— THE RECORDS —

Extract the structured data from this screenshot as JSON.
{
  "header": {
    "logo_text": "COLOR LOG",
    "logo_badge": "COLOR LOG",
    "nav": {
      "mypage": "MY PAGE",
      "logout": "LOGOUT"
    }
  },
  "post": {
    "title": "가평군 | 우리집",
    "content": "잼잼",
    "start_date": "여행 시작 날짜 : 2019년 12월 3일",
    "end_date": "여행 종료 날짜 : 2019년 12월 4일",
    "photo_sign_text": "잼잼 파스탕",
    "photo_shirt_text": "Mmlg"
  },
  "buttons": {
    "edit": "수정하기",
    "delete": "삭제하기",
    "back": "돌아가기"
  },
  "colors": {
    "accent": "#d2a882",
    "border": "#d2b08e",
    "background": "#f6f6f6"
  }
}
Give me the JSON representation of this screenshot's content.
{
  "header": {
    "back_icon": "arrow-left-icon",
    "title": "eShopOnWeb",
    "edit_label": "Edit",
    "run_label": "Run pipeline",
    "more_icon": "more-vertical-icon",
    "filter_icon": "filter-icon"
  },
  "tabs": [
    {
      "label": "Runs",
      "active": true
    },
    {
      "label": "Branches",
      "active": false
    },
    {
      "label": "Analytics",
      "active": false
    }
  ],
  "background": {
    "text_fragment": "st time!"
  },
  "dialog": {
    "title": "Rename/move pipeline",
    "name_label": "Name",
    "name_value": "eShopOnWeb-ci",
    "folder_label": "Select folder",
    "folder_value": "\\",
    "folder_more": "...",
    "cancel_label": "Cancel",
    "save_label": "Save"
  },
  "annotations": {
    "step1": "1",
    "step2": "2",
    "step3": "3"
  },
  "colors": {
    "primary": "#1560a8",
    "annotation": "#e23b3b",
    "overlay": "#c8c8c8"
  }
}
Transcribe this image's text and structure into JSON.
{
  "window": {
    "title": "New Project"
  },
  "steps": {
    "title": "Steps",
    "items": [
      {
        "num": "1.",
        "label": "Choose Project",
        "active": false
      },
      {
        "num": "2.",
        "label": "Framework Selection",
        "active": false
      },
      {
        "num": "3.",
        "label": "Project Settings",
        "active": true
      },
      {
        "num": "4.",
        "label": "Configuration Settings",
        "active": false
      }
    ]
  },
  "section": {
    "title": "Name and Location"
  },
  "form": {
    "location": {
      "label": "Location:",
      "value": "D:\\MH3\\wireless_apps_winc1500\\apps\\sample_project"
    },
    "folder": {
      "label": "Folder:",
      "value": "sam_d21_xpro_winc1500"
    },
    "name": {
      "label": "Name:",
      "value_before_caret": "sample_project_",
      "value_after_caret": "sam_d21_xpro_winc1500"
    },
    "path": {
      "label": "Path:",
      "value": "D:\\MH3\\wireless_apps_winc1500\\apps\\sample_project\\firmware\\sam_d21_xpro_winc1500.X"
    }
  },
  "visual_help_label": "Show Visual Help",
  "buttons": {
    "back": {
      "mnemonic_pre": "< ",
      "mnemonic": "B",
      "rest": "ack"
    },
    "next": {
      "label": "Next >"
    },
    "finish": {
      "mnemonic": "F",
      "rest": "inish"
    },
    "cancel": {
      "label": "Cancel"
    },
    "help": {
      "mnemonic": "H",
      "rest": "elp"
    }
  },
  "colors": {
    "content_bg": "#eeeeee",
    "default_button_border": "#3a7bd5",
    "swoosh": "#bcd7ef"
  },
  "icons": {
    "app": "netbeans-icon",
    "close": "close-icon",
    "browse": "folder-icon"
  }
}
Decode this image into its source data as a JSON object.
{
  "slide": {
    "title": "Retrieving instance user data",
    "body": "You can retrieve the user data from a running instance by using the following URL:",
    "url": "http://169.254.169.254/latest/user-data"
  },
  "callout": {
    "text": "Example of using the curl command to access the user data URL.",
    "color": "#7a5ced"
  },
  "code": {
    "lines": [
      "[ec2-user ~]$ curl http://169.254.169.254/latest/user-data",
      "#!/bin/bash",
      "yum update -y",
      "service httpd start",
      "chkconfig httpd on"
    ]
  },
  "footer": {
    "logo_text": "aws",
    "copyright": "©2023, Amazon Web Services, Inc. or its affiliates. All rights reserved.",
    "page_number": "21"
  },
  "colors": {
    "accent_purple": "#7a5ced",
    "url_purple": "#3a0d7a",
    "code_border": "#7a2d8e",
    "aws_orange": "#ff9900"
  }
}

— WRITTEN EXERCISE —
Restate all of the entries above precisely.

— SOLUTION FOR THIS EXERCISE —
Extract the structured data from this screenshot as JSON.
{
  "header": {
    "logo_text": "COLOR LOG",
    "logo_badge": "COLOR LOG",
    "nav": {
      "mypage": "MY PAGE",
      "logout": "LOGOUT"
    }
  },
  "post": {
    "title": "가평군 | 우리집",
    "content": "잼잼",
    "start_date": "여행 시작 날짜 : 2019년 12월 3일",
    "end_date": "여행 종료 날짜 : 2019년 12월 4일",
    "photo_sign_text": "잼잼 파스탕",
    "photo_shirt_text": "Mmlg"
  },
  "buttons": {
    "edit": "수정하기",
    "delete": "삭제하기",
    "back": "돌아가기"
  },
  "colors": {
    "accent": "#d2a882",
    "border": "#d2b08e",
    "background": "#f6f6f6"
  }
}
Give me the JSON representation of this screenshot's content.
{
  "header": {
    "back_icon": "arrow-left-icon",
    "title": "eShopOnWeb",
    "edit_label": "Edit",
    "run_label": "Run pipeline",
    "more_icon": "more-vertical-icon",
    "filter_icon": "filter-icon"
  },
  "tabs": [
    {
      "label": "Runs",
      "active": true
    },
    {
      "label": "Branches",
      "active": false
    },
    {
      "label": "Analytics",
      "active": false
    }
  ],
  "background": {
    "text_fragment": "st time!"
  },
  "dialog": {
    "title": "Rename/move pipeline",
    "name_label": "Name",
    "name_value": "eShopOnWeb-ci",
    "folder_label": "Select folder",
    "folder_value": "\\",
    "folder_more": "...",
    "cancel_label": "Cancel",
    "save_label": "Save"
  },
  "annotations": {
    "step1": "1",
    "step2": "2",
    "step3": "3"
  },
  "colors": {
    "primary": "#1560a8",
    "annotation": "#e23b3b",
    "overlay": "#c8c8c8"
  }
}
Transcribe this image's text and structure into JSON.
{
  "window": {
    "title": "New Project"
  },
  "steps": {
    "title": "Steps",
    "items": [
      {
        "num": "1.",
        "label": "Choose Project",
        "active": false
      },
      {
        "num": "2.",
        "label": "Framework Selection",
        "active": false
      },
      {
        "num": "3.",
        "label": "Project Settings",
        "active": true
      },
      {
        "num": "4.",
        "label": "Configuration Settings",
        "active": false
      }
    ]
  },
  "section": {
    "title": "Name and Location"
  },
  "form": {
    "location": {
      "label": "Location:",
      "value": "D:\\MH3\\wireless_apps_winc1500\\apps\\sample_project"
    },
    "folder": {
      "label": "Folder:",
      "value": "sam_d21_xpro_winc1500"
    },
    "name": {
      "label": "Name:",
      "value_before_caret": "sample_project_",
      "value_after_caret": "sam_d21_xpro_winc1500"
    },
    "path": {
      "label": "Path:",
      "value": "D:\\MH3\\wireless_apps_winc1500\\apps\\sample_project\\firmware\\sam_d21_xpro_winc1500.X"
    }
  },
  "visual_help_label": "Show Visual Help",
  "buttons": {
    "back": {
      "mnemonic_pre": "< ",
      "mnemonic": "B",
      "rest": "ack"
    },
    "next": {
      "label": "Next >"
    },
    "finish": {
      "mnemonic": "F",
      "rest": "inish"
    },
    "cancel": {
      "label": "Cancel"
    },
    "help": {
      "mnemonic": "H",
      "rest": "elp"
    }
  },
  "colors": {
    "content_bg": "#eeeeee",
    "default_button_border": "#3a7bd5",
    "swoosh": "#bcd7ef"
  },
  "icons": {
    "app": "netbeans-icon",
    "close": "close-icon",
    "browse": "folder-icon"
  }
}
Decode this image into its source data as a JSON object.
{
  "slide": {
    "title": "Retrieving instance user data",
    "body": "You can retrieve the user data from a running instance by using the following URL:",
    "url": "http://169.254.169.254/latest/user-data"
  },
  "callout": {
    "text": "Example of using the curl command to access the user data URL.",
    "color": "#7a5ced"
  },
  "code": {
    "lines": [
      "[ec2-user ~]$ curl http://169.254.169.254/latest/user-data",
      "#!/bin/bash",
      "yum update -y",
      "service httpd start",
      "chkconfig httpd on"
    ]
  },
  "footer": {
    "logo_text": "aws",
    "copyright": "©2023, Amazon Web Services, Inc. or its affiliates. All rights reserved.",
    "page_number": "21"
  },
  "colors": {
    "accent_purple": "#7a5ced",
    "url_purple": "#3a0d7a",
    "code_border": "#7a2d8e",
    "aws_orange": "#ff9900"
  }
}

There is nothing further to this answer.